## What you will do
Copy out exactly the lines from the one containing "What's the underlying" through the end of the records, and no pictures.

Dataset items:
******

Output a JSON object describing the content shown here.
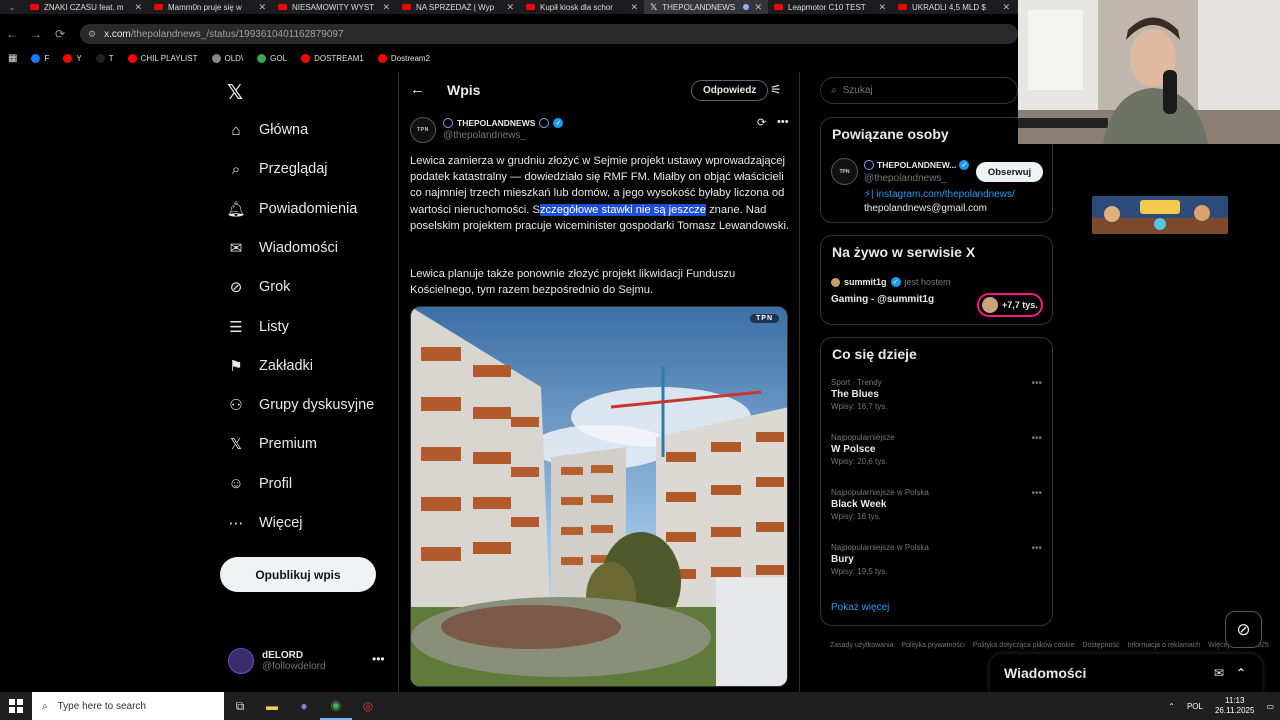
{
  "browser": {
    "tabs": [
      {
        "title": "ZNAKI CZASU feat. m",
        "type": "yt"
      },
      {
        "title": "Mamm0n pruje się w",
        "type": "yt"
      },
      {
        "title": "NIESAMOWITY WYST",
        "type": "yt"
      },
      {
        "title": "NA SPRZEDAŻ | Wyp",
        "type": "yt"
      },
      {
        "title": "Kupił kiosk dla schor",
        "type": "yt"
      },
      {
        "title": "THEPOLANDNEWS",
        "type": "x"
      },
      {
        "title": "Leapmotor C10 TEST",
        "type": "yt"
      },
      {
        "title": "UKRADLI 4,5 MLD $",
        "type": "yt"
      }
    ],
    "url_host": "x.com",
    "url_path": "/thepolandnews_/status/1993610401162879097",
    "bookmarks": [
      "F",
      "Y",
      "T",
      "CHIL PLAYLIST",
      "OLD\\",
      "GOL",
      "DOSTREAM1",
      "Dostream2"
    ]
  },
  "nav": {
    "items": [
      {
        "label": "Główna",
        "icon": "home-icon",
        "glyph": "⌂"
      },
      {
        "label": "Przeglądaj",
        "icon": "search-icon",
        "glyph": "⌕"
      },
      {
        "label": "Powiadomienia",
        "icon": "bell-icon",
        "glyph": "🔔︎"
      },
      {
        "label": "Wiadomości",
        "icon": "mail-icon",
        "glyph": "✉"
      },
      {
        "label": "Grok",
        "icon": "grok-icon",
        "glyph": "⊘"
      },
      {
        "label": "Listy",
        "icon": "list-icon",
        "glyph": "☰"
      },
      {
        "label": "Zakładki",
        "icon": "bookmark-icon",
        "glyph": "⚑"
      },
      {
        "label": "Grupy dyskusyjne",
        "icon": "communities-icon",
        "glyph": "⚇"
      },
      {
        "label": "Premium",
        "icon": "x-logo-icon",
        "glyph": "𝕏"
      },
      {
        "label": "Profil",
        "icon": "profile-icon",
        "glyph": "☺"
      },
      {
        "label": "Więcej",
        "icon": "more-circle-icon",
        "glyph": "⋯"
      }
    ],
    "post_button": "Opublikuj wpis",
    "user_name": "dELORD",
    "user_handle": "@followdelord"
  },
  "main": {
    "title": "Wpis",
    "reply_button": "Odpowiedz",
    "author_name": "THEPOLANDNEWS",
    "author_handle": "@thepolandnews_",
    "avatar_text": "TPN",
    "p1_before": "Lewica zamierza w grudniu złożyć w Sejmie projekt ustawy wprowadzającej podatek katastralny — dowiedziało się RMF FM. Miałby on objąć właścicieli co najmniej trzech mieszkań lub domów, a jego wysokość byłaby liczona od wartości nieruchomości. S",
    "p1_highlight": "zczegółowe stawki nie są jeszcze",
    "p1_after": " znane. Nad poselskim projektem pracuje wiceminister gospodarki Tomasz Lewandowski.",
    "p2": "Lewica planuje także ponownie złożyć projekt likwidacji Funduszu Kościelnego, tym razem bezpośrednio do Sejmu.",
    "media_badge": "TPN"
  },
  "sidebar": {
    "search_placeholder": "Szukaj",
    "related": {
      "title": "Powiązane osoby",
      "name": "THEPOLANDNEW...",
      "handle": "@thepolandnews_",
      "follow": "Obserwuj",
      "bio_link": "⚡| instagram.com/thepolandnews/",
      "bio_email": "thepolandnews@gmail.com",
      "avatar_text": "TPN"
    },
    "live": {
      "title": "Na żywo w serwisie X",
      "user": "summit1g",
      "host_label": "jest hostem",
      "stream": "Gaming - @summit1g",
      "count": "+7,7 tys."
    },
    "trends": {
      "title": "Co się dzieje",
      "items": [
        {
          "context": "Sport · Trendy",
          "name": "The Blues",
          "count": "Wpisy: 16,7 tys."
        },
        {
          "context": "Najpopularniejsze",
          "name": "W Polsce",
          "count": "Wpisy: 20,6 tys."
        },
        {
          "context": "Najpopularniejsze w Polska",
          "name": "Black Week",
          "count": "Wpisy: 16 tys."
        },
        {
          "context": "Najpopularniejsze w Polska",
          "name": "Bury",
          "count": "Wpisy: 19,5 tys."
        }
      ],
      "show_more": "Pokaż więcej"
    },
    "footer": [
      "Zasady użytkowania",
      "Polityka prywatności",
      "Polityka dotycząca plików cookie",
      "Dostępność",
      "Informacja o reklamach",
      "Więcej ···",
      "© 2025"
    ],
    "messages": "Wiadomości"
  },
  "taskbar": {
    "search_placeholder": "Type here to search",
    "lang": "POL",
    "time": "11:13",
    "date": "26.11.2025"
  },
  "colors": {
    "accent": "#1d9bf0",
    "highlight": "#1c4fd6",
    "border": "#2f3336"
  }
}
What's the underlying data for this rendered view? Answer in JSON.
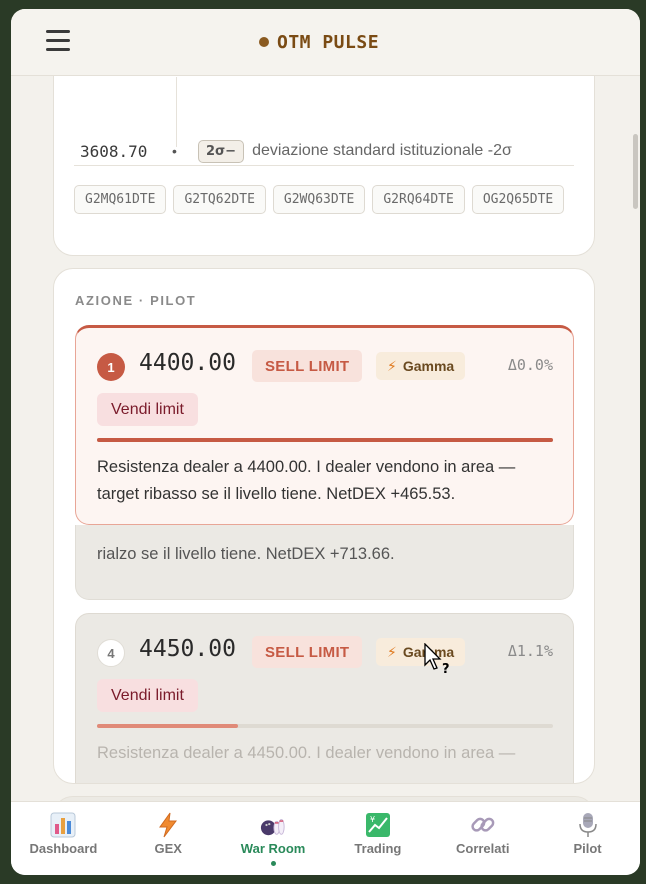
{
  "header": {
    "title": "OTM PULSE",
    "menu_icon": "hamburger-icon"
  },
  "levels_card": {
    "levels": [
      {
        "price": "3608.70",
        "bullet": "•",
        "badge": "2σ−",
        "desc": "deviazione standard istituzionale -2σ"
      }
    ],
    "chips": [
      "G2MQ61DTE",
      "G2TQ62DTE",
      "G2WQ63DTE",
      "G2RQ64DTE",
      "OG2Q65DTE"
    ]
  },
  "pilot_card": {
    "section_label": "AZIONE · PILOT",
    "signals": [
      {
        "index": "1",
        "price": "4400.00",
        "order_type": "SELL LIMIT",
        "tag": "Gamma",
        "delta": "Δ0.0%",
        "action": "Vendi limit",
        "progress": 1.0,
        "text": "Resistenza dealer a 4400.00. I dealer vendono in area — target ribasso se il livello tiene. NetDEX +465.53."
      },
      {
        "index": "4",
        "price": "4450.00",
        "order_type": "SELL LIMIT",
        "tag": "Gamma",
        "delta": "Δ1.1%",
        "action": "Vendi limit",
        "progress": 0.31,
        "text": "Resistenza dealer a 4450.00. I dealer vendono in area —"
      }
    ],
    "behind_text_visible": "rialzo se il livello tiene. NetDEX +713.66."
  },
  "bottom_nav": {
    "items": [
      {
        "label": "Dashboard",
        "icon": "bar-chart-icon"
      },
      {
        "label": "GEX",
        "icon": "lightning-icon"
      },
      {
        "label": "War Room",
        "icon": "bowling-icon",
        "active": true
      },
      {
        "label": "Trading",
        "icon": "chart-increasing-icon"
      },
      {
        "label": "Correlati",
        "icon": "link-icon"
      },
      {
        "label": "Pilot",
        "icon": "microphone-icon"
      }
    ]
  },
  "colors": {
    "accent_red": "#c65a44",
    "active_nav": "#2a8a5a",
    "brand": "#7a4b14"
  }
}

******

## Answer for this exercise
What's the underlying data for this rendered view? Answer in JSON.
{
  "header": {
    "title": "OTM PULSE",
    "menu_icon": "hamburger-icon"
  },
  "levels_card": {
    "levels": [
      {
        "price": "3608.70",
        "bullet": "•",
        "badge": "2σ−",
        "desc": "deviazione standard istituzionale -2σ"
      }
    ],
    "chips": [
      "G2MQ61DTE",
      "G2TQ62DTE",
      "G2WQ63DTE",
      "G2RQ64DTE",
      "OG2Q65DTE"
    ]
  },
  "pilot_card": {
    "section_label": "AZIONE · PILOT",
    "signals": [
      {
        "index": "1",
        "price": "4400.00",
        "order_type": "SELL LIMIT",
        "tag": "Gamma",
        "delta": "Δ0.0%",
        "action": "Vendi limit",
        "progress": 1.0,
        "text": "Resistenza dealer a 4400.00. I dealer vendono in area — target ribasso se il livello tiene. NetDEX +465.53."
      },
      {
        "index": "4",
        "price": "4450.00",
        "order_type": "SELL LIMIT",
        "tag": "Gamma",
        "delta": "Δ1.1%",
        "action": "Vendi limit",
        "progress": 0.31,
        "text": "Resistenza dealer a 4450.00. I dealer vendono in area —"
      }
    ],
    "behind_text_visible": "rialzo se il livello tiene. NetDEX +713.66."
  },
  "bottom_nav": {
    "items": [
      {
        "label": "Dashboard",
        "icon": "bar-chart-icon"
      },
      {
        "label": "GEX",
        "icon": "lightning-icon"
      },
      {
        "label": "War Room",
        "icon": "bowling-icon",
        "active": true
      },
      {
        "label": "Trading",
        "icon": "chart-increasing-icon"
      },
      {
        "label": "Correlati",
        "icon": "link-icon"
      },
      {
        "label": "Pilot",
        "icon": "microphone-icon"
      }
    ]
  },
  "colors": {
    "accent_red": "#c65a44",
    "active_nav": "#2a8a5a",
    "brand": "#7a4b14"
  }
}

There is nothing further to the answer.